# Exercise goal:
Print out the entries below with no edits.

# Given entries:
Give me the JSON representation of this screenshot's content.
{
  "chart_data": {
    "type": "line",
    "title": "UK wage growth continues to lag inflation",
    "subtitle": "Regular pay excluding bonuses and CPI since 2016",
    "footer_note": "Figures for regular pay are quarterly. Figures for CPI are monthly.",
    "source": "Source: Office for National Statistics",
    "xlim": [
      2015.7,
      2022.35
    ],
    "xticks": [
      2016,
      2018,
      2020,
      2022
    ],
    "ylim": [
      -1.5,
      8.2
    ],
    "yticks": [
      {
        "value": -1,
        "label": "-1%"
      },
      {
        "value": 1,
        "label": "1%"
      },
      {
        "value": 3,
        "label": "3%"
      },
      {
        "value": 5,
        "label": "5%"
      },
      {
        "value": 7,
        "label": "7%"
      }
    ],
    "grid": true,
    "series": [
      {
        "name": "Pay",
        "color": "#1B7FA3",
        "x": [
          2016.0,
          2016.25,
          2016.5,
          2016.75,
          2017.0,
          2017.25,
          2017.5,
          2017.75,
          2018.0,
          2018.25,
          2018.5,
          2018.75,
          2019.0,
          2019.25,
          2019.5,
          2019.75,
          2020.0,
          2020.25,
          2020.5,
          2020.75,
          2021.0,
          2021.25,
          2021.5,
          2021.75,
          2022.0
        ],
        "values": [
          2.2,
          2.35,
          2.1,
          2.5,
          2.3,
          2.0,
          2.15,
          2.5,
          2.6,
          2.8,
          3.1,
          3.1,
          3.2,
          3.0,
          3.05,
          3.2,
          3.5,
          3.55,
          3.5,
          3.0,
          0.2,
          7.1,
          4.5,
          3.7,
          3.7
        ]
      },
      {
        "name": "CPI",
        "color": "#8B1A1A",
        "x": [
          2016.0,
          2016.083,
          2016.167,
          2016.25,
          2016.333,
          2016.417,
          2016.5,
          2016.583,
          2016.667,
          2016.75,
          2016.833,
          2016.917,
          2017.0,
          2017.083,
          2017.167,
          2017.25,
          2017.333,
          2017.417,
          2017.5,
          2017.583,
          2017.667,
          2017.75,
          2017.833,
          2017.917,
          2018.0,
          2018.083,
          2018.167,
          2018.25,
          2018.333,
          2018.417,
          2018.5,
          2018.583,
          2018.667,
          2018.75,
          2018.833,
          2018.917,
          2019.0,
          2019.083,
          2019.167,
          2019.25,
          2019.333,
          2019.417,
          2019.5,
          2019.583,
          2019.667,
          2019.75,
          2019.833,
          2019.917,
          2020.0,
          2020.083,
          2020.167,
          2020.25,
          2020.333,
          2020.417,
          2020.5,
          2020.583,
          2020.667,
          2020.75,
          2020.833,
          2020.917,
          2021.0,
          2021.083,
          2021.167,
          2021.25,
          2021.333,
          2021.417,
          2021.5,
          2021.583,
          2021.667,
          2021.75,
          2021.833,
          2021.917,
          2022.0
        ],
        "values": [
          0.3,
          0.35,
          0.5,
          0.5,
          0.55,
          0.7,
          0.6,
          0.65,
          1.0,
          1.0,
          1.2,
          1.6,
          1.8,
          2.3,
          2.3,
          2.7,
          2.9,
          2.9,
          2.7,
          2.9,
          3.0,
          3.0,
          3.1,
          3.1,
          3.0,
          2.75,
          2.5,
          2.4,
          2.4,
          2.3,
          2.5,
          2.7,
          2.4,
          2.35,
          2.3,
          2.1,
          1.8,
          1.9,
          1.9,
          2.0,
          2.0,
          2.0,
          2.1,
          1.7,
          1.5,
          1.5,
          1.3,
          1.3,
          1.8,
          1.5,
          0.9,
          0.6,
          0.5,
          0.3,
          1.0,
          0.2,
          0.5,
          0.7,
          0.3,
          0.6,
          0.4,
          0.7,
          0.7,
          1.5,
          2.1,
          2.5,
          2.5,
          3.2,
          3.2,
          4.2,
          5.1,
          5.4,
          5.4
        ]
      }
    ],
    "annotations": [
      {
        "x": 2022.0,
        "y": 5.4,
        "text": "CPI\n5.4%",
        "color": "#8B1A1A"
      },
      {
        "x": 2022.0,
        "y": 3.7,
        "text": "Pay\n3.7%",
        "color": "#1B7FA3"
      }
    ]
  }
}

# Completed exercise:
Give me the JSON representation of this screenshot's content.
{
  "chart_data": {
    "type": "line",
    "title": "UK wage growth continues to lag inflation",
    "subtitle": "Regular pay excluding bonuses and CPI since 2016",
    "footer_note": "Figures for regular pay are quarterly. Figures for CPI are monthly.",
    "source": "Source: Office for National Statistics",
    "xlim": [
      2015.7,
      2022.35
    ],
    "xticks": [
      2016,
      2018,
      2020,
      2022
    ],
    "ylim": [
      -1.5,
      8.2
    ],
    "yticks": [
      {
        "value": -1,
        "label": "-1%"
      },
      {
        "value": 1,
        "label": "1%"
      },
      {
        "value": 3,
        "label": "3%"
      },
      {
        "value": 5,
        "label": "5%"
      },
      {
        "value": 7,
        "label": "7%"
      }
    ],
    "grid": true,
    "series": [
      {
        "name": "Pay",
        "color": "#1B7FA3",
        "x": [
          2016.0,
          2016.25,
          2016.5,
          2016.75,
          2017.0,
          2017.25,
          2017.5,
          2017.75,
          2018.0,
          2018.25,
          2018.5,
          2018.75,
          2019.0,
          2019.25,
          2019.5,
          2019.75,
          2020.0,
          2020.25,
          2020.5,
          2020.75,
          2021.0,
          2021.25,
          2021.5,
          2021.75,
          2022.0
        ],
        "values": [
          2.2,
          2.35,
          2.1,
          2.5,
          2.3,
          2.0,
          2.15,
          2.5,
          2.6,
          2.8,
          3.1,
          3.1,
          3.2,
          3.0,
          3.05,
          3.2,
          3.5,
          3.55,
          3.5,
          3.0,
          0.2,
          7.1,
          4.5,
          3.7,
          3.7
        ]
      },
      {
        "name": "CPI",
        "color": "#8B1A1A",
        "x": [
          2016.0,
          2016.083,
          2016.167,
          2016.25,
          2016.333,
          2016.417,
          2016.5,
          2016.583,
          2016.667,
          2016.75,
          2016.833,
          2016.917,
          2017.0,
          2017.083,
          2017.167,
          2017.25,
          2017.333,
          2017.417,
          2017.5,
          2017.583,
          2017.667,
          2017.75,
          2017.833,
          2017.917,
          2018.0,
          2018.083,
          2018.167,
          2018.25,
          2018.333,
          2018.417,
          2018.5,
          2018.583,
          2018.667,
          2018.75,
          2018.833,
          2018.917,
          2019.0,
          2019.083,
          2019.167,
          2019.25,
          2019.333,
          2019.417,
          2019.5,
          2019.583,
          2019.667,
          2019.75,
          2019.833,
          2019.917,
          2020.0,
          2020.083,
          2020.167,
          2020.25,
          2020.333,
          2020.417,
          2020.5,
          2020.583,
          2020.667,
          2020.75,
          2020.833,
          2020.917,
          2021.0,
          2021.083,
          2021.167,
          2021.25,
          2021.333,
          2021.417,
          2021.5,
          2021.583,
          2021.667,
          2021.75,
          2021.833,
          2021.917,
          2022.0
        ],
        "values": [
          0.3,
          0.35,
          0.5,
          0.5,
          0.55,
          0.7,
          0.6,
          0.65,
          1.0,
          1.0,
          1.2,
          1.6,
          1.8,
          2.3,
          2.3,
          2.7,
          2.9,
          2.9,
          2.7,
          2.9,
          3.0,
          3.0,
          3.1,
          3.1,
          3.0,
          2.75,
          2.5,
          2.4,
          2.4,
          2.3,
          2.5,
          2.7,
          2.4,
          2.35,
          2.3,
          2.1,
          1.8,
          1.9,
          1.9,
          2.0,
          2.0,
          2.0,
          2.1,
          1.7,
          1.5,
          1.5,
          1.3,
          1.3,
          1.8,
          1.5,
          0.9,
          0.6,
          0.5,
          0.3,
          1.0,
          0.2,
          0.5,
          0.7,
          0.3,
          0.6,
          0.4,
          0.7,
          0.7,
          1.5,
          2.1,
          2.5,
          2.5,
          3.2,
          3.2,
          4.2,
          5.1,
          5.4,
          5.4
        ]
      }
    ],
    "annotations": [
      {
        "x": 2022.0,
        "y": 5.4,
        "text": "CPI\n5.4%",
        "color": "#8B1A1A"
      },
      {
        "x": 2022.0,
        "y": 3.7,
        "text": "Pay\n3.7%",
        "color": "#1B7FA3"
      }
    ]
  }
}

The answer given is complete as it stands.